[start of MATERIAL FOR THIS TASK]
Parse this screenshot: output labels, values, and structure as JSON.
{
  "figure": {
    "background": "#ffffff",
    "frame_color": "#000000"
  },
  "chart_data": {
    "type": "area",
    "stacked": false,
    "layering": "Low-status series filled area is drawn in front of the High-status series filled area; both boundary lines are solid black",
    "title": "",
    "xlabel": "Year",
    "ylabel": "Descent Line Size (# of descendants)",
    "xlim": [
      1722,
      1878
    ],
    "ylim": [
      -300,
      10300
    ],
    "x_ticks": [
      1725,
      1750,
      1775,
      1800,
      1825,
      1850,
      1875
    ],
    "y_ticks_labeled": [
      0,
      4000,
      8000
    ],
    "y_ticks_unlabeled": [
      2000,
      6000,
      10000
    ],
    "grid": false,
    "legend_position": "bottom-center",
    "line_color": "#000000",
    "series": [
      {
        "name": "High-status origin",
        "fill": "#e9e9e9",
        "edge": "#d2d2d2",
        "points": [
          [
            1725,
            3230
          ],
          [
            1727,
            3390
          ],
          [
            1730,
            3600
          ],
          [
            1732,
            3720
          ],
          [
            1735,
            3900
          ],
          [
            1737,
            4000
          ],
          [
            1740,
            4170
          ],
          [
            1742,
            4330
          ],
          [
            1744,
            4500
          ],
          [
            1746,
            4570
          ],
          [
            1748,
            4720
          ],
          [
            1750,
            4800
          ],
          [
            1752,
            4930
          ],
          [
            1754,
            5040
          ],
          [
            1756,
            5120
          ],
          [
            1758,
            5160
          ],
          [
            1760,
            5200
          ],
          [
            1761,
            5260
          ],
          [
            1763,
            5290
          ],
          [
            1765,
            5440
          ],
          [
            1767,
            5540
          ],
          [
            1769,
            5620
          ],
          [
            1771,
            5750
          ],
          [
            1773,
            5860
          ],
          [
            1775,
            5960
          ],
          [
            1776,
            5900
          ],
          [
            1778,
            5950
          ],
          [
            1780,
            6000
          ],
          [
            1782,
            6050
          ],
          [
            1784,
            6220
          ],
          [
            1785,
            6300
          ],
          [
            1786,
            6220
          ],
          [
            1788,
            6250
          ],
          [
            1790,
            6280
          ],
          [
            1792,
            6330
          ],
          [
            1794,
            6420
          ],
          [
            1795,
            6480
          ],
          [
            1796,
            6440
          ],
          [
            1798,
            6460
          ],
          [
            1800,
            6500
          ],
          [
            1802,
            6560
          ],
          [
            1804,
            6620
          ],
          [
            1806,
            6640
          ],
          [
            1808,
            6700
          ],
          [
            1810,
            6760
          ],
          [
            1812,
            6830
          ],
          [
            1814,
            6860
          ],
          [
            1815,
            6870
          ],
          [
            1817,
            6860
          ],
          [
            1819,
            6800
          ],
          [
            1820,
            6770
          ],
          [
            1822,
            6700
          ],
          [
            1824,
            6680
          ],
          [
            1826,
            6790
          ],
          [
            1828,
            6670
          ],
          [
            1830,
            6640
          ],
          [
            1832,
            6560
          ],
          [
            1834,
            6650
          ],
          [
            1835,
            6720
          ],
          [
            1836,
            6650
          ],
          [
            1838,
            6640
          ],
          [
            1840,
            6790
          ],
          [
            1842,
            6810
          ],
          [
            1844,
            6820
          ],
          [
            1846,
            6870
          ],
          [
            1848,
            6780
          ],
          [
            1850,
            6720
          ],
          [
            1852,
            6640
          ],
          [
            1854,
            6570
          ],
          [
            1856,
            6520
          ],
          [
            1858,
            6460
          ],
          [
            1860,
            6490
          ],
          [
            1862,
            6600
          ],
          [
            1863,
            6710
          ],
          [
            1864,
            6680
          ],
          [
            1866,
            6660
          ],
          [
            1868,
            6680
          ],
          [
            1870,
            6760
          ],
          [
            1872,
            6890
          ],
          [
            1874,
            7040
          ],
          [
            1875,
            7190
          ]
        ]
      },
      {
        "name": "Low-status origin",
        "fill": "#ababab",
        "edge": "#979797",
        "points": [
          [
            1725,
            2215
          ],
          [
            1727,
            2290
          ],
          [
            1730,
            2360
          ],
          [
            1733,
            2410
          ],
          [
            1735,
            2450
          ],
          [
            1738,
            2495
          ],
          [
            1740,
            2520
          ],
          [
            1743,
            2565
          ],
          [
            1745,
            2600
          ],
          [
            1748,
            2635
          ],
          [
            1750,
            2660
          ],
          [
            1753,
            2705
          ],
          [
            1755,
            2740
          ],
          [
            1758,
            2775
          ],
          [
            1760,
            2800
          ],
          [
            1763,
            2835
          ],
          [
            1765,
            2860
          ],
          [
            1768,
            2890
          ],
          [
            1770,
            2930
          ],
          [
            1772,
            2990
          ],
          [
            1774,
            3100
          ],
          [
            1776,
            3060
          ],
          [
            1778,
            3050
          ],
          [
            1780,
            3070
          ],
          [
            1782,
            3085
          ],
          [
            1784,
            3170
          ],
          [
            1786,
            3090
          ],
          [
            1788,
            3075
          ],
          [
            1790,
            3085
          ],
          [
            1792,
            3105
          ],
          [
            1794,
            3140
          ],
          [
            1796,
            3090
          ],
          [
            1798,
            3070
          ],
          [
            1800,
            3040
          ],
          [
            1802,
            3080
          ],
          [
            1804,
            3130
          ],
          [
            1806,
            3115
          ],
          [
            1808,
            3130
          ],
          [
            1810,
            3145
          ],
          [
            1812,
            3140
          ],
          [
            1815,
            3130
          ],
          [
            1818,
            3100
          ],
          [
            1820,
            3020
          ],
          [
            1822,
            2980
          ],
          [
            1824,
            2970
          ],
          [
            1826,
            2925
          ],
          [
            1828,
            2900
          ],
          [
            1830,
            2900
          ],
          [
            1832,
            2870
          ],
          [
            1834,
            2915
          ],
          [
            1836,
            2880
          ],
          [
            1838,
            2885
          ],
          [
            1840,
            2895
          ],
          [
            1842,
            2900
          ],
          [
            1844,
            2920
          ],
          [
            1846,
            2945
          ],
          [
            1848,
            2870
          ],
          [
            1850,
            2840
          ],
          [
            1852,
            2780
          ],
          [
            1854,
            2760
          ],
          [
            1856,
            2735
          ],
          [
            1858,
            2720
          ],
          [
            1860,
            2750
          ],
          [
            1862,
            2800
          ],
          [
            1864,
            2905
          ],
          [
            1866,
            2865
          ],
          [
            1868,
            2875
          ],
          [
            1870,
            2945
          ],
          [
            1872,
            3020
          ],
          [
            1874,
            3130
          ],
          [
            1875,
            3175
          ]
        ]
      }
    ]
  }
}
[end of MATERIAL FOR THIS TASK]
EXERCISE.
All of the entries need to be reproduced exactly; please write them out.

ANSWER TO THE TASK.
Parse this screenshot: output labels, values, and structure as JSON.
{
  "figure": {
    "background": "#ffffff",
    "frame_color": "#000000"
  },
  "chart_data": {
    "type": "area",
    "stacked": false,
    "layering": "Low-status series filled area is drawn in front of the High-status series filled area; both boundary lines are solid black",
    "title": "",
    "xlabel": "Year",
    "ylabel": "Descent Line Size (# of descendants)",
    "xlim": [
      1722,
      1878
    ],
    "ylim": [
      -300,
      10300
    ],
    "x_ticks": [
      1725,
      1750,
      1775,
      1800,
      1825,
      1850,
      1875
    ],
    "y_ticks_labeled": [
      0,
      4000,
      8000
    ],
    "y_ticks_unlabeled": [
      2000,
      6000,
      10000
    ],
    "grid": false,
    "legend_position": "bottom-center",
    "line_color": "#000000",
    "series": [
      {
        "name": "High-status origin",
        "fill": "#e9e9e9",
        "edge": "#d2d2d2",
        "points": [
          [
            1725,
            3230
          ],
          [
            1727,
            3390
          ],
          [
            1730,
            3600
          ],
          [
            1732,
            3720
          ],
          [
            1735,
            3900
          ],
          [
            1737,
            4000
          ],
          [
            1740,
            4170
          ],
          [
            1742,
            4330
          ],
          [
            1744,
            4500
          ],
          [
            1746,
            4570
          ],
          [
            1748,
            4720
          ],
          [
            1750,
            4800
          ],
          [
            1752,
            4930
          ],
          [
            1754,
            5040
          ],
          [
            1756,
            5120
          ],
          [
            1758,
            5160
          ],
          [
            1760,
            5200
          ],
          [
            1761,
            5260
          ],
          [
            1763,
            5290
          ],
          [
            1765,
            5440
          ],
          [
            1767,
            5540
          ],
          [
            1769,
            5620
          ],
          [
            1771,
            5750
          ],
          [
            1773,
            5860
          ],
          [
            1775,
            5960
          ],
          [
            1776,
            5900
          ],
          [
            1778,
            5950
          ],
          [
            1780,
            6000
          ],
          [
            1782,
            6050
          ],
          [
            1784,
            6220
          ],
          [
            1785,
            6300
          ],
          [
            1786,
            6220
          ],
          [
            1788,
            6250
          ],
          [
            1790,
            6280
          ],
          [
            1792,
            6330
          ],
          [
            1794,
            6420
          ],
          [
            1795,
            6480
          ],
          [
            1796,
            6440
          ],
          [
            1798,
            6460
          ],
          [
            1800,
            6500
          ],
          [
            1802,
            6560
          ],
          [
            1804,
            6620
          ],
          [
            1806,
            6640
          ],
          [
            1808,
            6700
          ],
          [
            1810,
            6760
          ],
          [
            1812,
            6830
          ],
          [
            1814,
            6860
          ],
          [
            1815,
            6870
          ],
          [
            1817,
            6860
          ],
          [
            1819,
            6800
          ],
          [
            1820,
            6770
          ],
          [
            1822,
            6700
          ],
          [
            1824,
            6680
          ],
          [
            1826,
            6790
          ],
          [
            1828,
            6670
          ],
          [
            1830,
            6640
          ],
          [
            1832,
            6560
          ],
          [
            1834,
            6650
          ],
          [
            1835,
            6720
          ],
          [
            1836,
            6650
          ],
          [
            1838,
            6640
          ],
          [
            1840,
            6790
          ],
          [
            1842,
            6810
          ],
          [
            1844,
            6820
          ],
          [
            1846,
            6870
          ],
          [
            1848,
            6780
          ],
          [
            1850,
            6720
          ],
          [
            1852,
            6640
          ],
          [
            1854,
            6570
          ],
          [
            1856,
            6520
          ],
          [
            1858,
            6460
          ],
          [
            1860,
            6490
          ],
          [
            1862,
            6600
          ],
          [
            1863,
            6710
          ],
          [
            1864,
            6680
          ],
          [
            1866,
            6660
          ],
          [
            1868,
            6680
          ],
          [
            1870,
            6760
          ],
          [
            1872,
            6890
          ],
          [
            1874,
            7040
          ],
          [
            1875,
            7190
          ]
        ]
      },
      {
        "name": "Low-status origin",
        "fill": "#ababab",
        "edge": "#979797",
        "points": [
          [
            1725,
            2215
          ],
          [
            1727,
            2290
          ],
          [
            1730,
            2360
          ],
          [
            1733,
            2410
          ],
          [
            1735,
            2450
          ],
          [
            1738,
            2495
          ],
          [
            1740,
            2520
          ],
          [
            1743,
            2565
          ],
          [
            1745,
            2600
          ],
          [
            1748,
            2635
          ],
          [
            1750,
            2660
          ],
          [
            1753,
            2705
          ],
          [
            1755,
            2740
          ],
          [
            1758,
            2775
          ],
          [
            1760,
            2800
          ],
          [
            1763,
            2835
          ],
          [
            1765,
            2860
          ],
          [
            1768,
            2890
          ],
          [
            1770,
            2930
          ],
          [
            1772,
            2990
          ],
          [
            1774,
            3100
          ],
          [
            1776,
            3060
          ],
          [
            1778,
            3050
          ],
          [
            1780,
            3070
          ],
          [
            1782,
            3085
          ],
          [
            1784,
            3170
          ],
          [
            1786,
            3090
          ],
          [
            1788,
            3075
          ],
          [
            1790,
            3085
          ],
          [
            1792,
            3105
          ],
          [
            1794,
            3140
          ],
          [
            1796,
            3090
          ],
          [
            1798,
            3070
          ],
          [
            1800,
            3040
          ],
          [
            1802,
            3080
          ],
          [
            1804,
            3130
          ],
          [
            1806,
            3115
          ],
          [
            1808,
            3130
          ],
          [
            1810,
            3145
          ],
          [
            1812,
            3140
          ],
          [
            1815,
            3130
          ],
          [
            1818,
            3100
          ],
          [
            1820,
            3020
          ],
          [
            1822,
            2980
          ],
          [
            1824,
            2970
          ],
          [
            1826,
            2925
          ],
          [
            1828,
            2900
          ],
          [
            1830,
            2900
          ],
          [
            1832,
            2870
          ],
          [
            1834,
            2915
          ],
          [
            1836,
            2880
          ],
          [
            1838,
            2885
          ],
          [
            1840,
            2895
          ],
          [
            1842,
            2900
          ],
          [
            1844,
            2920
          ],
          [
            1846,
            2945
          ],
          [
            1848,
            2870
          ],
          [
            1850,
            2840
          ],
          [
            1852,
            2780
          ],
          [
            1854,
            2760
          ],
          [
            1856,
            2735
          ],
          [
            1858,
            2720
          ],
          [
            1860,
            2750
          ],
          [
            1862,
            2800
          ],
          [
            1864,
            2905
          ],
          [
            1866,
            2865
          ],
          [
            1868,
            2875
          ],
          [
            1870,
            2945
          ],
          [
            1872,
            3020
          ],
          [
            1874,
            3130
          ],
          [
            1875,
            3175
          ]
        ]
      }
    ]
  }
}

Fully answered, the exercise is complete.